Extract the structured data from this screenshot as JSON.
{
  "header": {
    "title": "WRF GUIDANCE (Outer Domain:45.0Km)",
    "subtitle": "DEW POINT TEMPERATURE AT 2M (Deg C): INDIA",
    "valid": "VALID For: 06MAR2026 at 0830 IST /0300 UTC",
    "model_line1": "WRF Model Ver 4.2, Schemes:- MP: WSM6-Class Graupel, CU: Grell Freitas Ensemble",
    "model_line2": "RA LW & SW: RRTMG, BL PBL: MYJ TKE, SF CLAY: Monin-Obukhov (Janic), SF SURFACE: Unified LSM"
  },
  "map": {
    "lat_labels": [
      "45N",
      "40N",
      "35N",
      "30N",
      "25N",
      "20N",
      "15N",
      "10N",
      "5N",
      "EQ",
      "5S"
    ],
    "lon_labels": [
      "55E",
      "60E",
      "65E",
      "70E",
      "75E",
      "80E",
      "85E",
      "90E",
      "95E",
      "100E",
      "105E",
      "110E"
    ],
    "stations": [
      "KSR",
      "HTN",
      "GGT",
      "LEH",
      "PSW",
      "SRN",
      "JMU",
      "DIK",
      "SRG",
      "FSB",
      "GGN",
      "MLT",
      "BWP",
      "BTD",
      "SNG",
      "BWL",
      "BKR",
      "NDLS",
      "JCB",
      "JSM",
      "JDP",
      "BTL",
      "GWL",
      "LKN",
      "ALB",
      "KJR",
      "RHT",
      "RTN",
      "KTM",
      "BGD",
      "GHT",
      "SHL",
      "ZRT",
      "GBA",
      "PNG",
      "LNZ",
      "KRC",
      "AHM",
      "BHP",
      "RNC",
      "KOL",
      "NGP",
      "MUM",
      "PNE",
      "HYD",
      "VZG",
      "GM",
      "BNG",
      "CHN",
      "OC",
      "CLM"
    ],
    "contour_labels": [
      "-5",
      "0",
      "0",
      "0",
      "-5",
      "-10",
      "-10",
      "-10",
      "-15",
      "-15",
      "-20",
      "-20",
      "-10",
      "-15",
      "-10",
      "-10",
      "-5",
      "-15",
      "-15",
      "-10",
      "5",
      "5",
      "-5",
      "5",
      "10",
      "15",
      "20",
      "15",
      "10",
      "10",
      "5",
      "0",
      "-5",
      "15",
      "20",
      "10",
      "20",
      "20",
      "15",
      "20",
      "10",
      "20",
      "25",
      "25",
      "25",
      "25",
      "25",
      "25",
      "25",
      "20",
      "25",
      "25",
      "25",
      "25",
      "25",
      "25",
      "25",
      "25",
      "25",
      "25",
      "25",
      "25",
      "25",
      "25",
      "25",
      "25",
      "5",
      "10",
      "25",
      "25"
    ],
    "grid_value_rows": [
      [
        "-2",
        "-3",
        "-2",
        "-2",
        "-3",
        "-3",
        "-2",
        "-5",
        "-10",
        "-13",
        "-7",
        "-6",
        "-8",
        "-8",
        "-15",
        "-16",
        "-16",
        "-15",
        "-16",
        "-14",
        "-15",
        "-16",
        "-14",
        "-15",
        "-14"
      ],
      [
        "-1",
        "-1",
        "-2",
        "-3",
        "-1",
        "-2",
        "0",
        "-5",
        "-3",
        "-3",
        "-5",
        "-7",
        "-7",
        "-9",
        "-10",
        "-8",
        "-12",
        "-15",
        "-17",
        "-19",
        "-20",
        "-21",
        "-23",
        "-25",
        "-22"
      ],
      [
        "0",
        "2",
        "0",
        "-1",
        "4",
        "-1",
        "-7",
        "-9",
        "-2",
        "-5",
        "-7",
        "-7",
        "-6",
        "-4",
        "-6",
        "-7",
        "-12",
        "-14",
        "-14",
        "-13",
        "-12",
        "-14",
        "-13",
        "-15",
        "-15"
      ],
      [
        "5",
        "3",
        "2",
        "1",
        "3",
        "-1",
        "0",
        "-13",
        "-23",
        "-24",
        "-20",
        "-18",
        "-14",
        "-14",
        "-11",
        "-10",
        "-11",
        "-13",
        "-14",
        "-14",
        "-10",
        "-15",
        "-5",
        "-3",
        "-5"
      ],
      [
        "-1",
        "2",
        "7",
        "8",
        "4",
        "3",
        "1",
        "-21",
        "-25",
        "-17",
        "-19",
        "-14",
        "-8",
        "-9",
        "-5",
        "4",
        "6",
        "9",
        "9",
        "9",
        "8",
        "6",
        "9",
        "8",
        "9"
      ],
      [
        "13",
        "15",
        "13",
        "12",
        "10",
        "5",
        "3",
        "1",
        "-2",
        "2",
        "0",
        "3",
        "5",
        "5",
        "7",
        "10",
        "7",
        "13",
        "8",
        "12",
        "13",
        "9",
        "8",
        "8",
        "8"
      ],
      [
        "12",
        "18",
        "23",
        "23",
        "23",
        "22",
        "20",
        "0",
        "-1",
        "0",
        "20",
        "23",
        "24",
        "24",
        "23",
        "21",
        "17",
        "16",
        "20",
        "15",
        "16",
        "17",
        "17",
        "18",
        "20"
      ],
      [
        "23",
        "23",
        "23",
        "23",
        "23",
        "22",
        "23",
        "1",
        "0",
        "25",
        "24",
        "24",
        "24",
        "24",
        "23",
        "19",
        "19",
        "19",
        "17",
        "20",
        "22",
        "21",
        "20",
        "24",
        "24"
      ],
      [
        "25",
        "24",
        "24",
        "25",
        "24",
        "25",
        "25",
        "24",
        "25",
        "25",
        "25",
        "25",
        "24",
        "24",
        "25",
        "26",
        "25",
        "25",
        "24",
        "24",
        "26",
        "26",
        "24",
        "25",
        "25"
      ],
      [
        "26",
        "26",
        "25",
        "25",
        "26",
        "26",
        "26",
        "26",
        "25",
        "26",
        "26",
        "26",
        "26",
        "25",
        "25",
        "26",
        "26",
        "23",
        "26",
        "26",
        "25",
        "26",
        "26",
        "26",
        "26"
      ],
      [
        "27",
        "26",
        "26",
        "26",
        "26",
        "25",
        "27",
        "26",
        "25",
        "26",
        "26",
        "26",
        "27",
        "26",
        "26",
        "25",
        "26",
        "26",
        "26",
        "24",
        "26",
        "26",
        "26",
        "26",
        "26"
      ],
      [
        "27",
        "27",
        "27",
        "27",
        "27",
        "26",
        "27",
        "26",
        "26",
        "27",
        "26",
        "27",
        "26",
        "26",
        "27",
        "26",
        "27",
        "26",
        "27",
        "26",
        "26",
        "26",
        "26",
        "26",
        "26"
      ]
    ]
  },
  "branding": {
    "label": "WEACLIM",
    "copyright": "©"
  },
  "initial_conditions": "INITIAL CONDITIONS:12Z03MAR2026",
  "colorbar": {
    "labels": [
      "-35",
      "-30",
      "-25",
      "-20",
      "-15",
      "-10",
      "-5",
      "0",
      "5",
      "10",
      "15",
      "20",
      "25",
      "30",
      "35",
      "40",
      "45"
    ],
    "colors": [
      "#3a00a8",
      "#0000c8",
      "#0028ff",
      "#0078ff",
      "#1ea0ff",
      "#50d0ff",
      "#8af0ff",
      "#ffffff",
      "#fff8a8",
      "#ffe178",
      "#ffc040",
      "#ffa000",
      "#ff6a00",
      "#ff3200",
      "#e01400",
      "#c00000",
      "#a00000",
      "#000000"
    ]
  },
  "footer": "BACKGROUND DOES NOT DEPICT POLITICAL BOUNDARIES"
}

---+---

▶ [Set problem]:
Set down the entries verbatim, leaving none out.

▶ [The completed task]:
Extract the structured data from this screenshot as JSON.
{
  "header": {
    "title": "WRF GUIDANCE (Outer Domain:45.0Km)",
    "subtitle": "DEW POINT TEMPERATURE AT 2M (Deg C): INDIA",
    "valid": "VALID For: 06MAR2026 at 0830 IST /0300 UTC",
    "model_line1": "WRF Model Ver 4.2, Schemes:- MP: WSM6-Class Graupel, CU: Grell Freitas Ensemble",
    "model_line2": "RA LW & SW: RRTMG, BL PBL: MYJ TKE, SF CLAY: Monin-Obukhov (Janic), SF SURFACE: Unified LSM"
  },
  "map": {
    "lat_labels": [
      "45N",
      "40N",
      "35N",
      "30N",
      "25N",
      "20N",
      "15N",
      "10N",
      "5N",
      "EQ",
      "5S"
    ],
    "lon_labels": [
      "55E",
      "60E",
      "65E",
      "70E",
      "75E",
      "80E",
      "85E",
      "90E",
      "95E",
      "100E",
      "105E",
      "110E"
    ],
    "stations": [
      "KSR",
      "HTN",
      "GGT",
      "LEH",
      "PSW",
      "SRN",
      "JMU",
      "DIK",
      "SRG",
      "FSB",
      "GGN",
      "MLT",
      "BWP",
      "BTD",
      "SNG",
      "BWL",
      "BKR",
      "NDLS",
      "JCB",
      "JSM",
      "JDP",
      "BTL",
      "GWL",
      "LKN",
      "ALB",
      "KJR",
      "RHT",
      "RTN",
      "KTM",
      "BGD",
      "GHT",
      "SHL",
      "ZRT",
      "GBA",
      "PNG",
      "LNZ",
      "KRC",
      "AHM",
      "BHP",
      "RNC",
      "KOL",
      "NGP",
      "MUM",
      "PNE",
      "HYD",
      "VZG",
      "GM",
      "BNG",
      "CHN",
      "OC",
      "CLM"
    ],
    "contour_labels": [
      "-5",
      "0",
      "0",
      "0",
      "-5",
      "-10",
      "-10",
      "-10",
      "-15",
      "-15",
      "-20",
      "-20",
      "-10",
      "-15",
      "-10",
      "-10",
      "-5",
      "-15",
      "-15",
      "-10",
      "5",
      "5",
      "-5",
      "5",
      "10",
      "15",
      "20",
      "15",
      "10",
      "10",
      "5",
      "0",
      "-5",
      "15",
      "20",
      "10",
      "20",
      "20",
      "15",
      "20",
      "10",
      "20",
      "25",
      "25",
      "25",
      "25",
      "25",
      "25",
      "25",
      "20",
      "25",
      "25",
      "25",
      "25",
      "25",
      "25",
      "25",
      "25",
      "25",
      "25",
      "25",
      "25",
      "25",
      "25",
      "25",
      "25",
      "5",
      "10",
      "25",
      "25"
    ],
    "grid_value_rows": [
      [
        "-2",
        "-3",
        "-2",
        "-2",
        "-3",
        "-3",
        "-2",
        "-5",
        "-10",
        "-13",
        "-7",
        "-6",
        "-8",
        "-8",
        "-15",
        "-16",
        "-16",
        "-15",
        "-16",
        "-14",
        "-15",
        "-16",
        "-14",
        "-15",
        "-14"
      ],
      [
        "-1",
        "-1",
        "-2",
        "-3",
        "-1",
        "-2",
        "0",
        "-5",
        "-3",
        "-3",
        "-5",
        "-7",
        "-7",
        "-9",
        "-10",
        "-8",
        "-12",
        "-15",
        "-17",
        "-19",
        "-20",
        "-21",
        "-23",
        "-25",
        "-22"
      ],
      [
        "0",
        "2",
        "0",
        "-1",
        "4",
        "-1",
        "-7",
        "-9",
        "-2",
        "-5",
        "-7",
        "-7",
        "-6",
        "-4",
        "-6",
        "-7",
        "-12",
        "-14",
        "-14",
        "-13",
        "-12",
        "-14",
        "-13",
        "-15",
        "-15"
      ],
      [
        "5",
        "3",
        "2",
        "1",
        "3",
        "-1",
        "0",
        "-13",
        "-23",
        "-24",
        "-20",
        "-18",
        "-14",
        "-14",
        "-11",
        "-10",
        "-11",
        "-13",
        "-14",
        "-14",
        "-10",
        "-15",
        "-5",
        "-3",
        "-5"
      ],
      [
        "-1",
        "2",
        "7",
        "8",
        "4",
        "3",
        "1",
        "-21",
        "-25",
        "-17",
        "-19",
        "-14",
        "-8",
        "-9",
        "-5",
        "4",
        "6",
        "9",
        "9",
        "9",
        "8",
        "6",
        "9",
        "8",
        "9"
      ],
      [
        "13",
        "15",
        "13",
        "12",
        "10",
        "5",
        "3",
        "1",
        "-2",
        "2",
        "0",
        "3",
        "5",
        "5",
        "7",
        "10",
        "7",
        "13",
        "8",
        "12",
        "13",
        "9",
        "8",
        "8",
        "8"
      ],
      [
        "12",
        "18",
        "23",
        "23",
        "23",
        "22",
        "20",
        "0",
        "-1",
        "0",
        "20",
        "23",
        "24",
        "24",
        "23",
        "21",
        "17",
        "16",
        "20",
        "15",
        "16",
        "17",
        "17",
        "18",
        "20"
      ],
      [
        "23",
        "23",
        "23",
        "23",
        "23",
        "22",
        "23",
        "1",
        "0",
        "25",
        "24",
        "24",
        "24",
        "24",
        "23",
        "19",
        "19",
        "19",
        "17",
        "20",
        "22",
        "21",
        "20",
        "24",
        "24"
      ],
      [
        "25",
        "24",
        "24",
        "25",
        "24",
        "25",
        "25",
        "24",
        "25",
        "25",
        "25",
        "25",
        "24",
        "24",
        "25",
        "26",
        "25",
        "25",
        "24",
        "24",
        "26",
        "26",
        "24",
        "25",
        "25"
      ],
      [
        "26",
        "26",
        "25",
        "25",
        "26",
        "26",
        "26",
        "26",
        "25",
        "26",
        "26",
        "26",
        "26",
        "25",
        "25",
        "26",
        "26",
        "23",
        "26",
        "26",
        "25",
        "26",
        "26",
        "26",
        "26"
      ],
      [
        "27",
        "26",
        "26",
        "26",
        "26",
        "25",
        "27",
        "26",
        "25",
        "26",
        "26",
        "26",
        "27",
        "26",
        "26",
        "25",
        "26",
        "26",
        "26",
        "24",
        "26",
        "26",
        "26",
        "26",
        "26"
      ],
      [
        "27",
        "27",
        "27",
        "27",
        "27",
        "26",
        "27",
        "26",
        "26",
        "27",
        "26",
        "27",
        "26",
        "26",
        "27",
        "26",
        "27",
        "26",
        "27",
        "26",
        "26",
        "26",
        "26",
        "26",
        "26"
      ]
    ]
  },
  "branding": {
    "label": "WEACLIM",
    "copyright": "©"
  },
  "initial_conditions": "INITIAL CONDITIONS:12Z03MAR2026",
  "colorbar": {
    "labels": [
      "-35",
      "-30",
      "-25",
      "-20",
      "-15",
      "-10",
      "-5",
      "0",
      "5",
      "10",
      "15",
      "20",
      "25",
      "30",
      "35",
      "40",
      "45"
    ],
    "colors": [
      "#3a00a8",
      "#0000c8",
      "#0028ff",
      "#0078ff",
      "#1ea0ff",
      "#50d0ff",
      "#8af0ff",
      "#ffffff",
      "#fff8a8",
      "#ffe178",
      "#ffc040",
      "#ffa000",
      "#ff6a00",
      "#ff3200",
      "#e01400",
      "#c00000",
      "#a00000",
      "#000000"
    ]
  },
  "footer": "BACKGROUND DOES NOT DEPICT POLITICAL BOUNDARIES"
}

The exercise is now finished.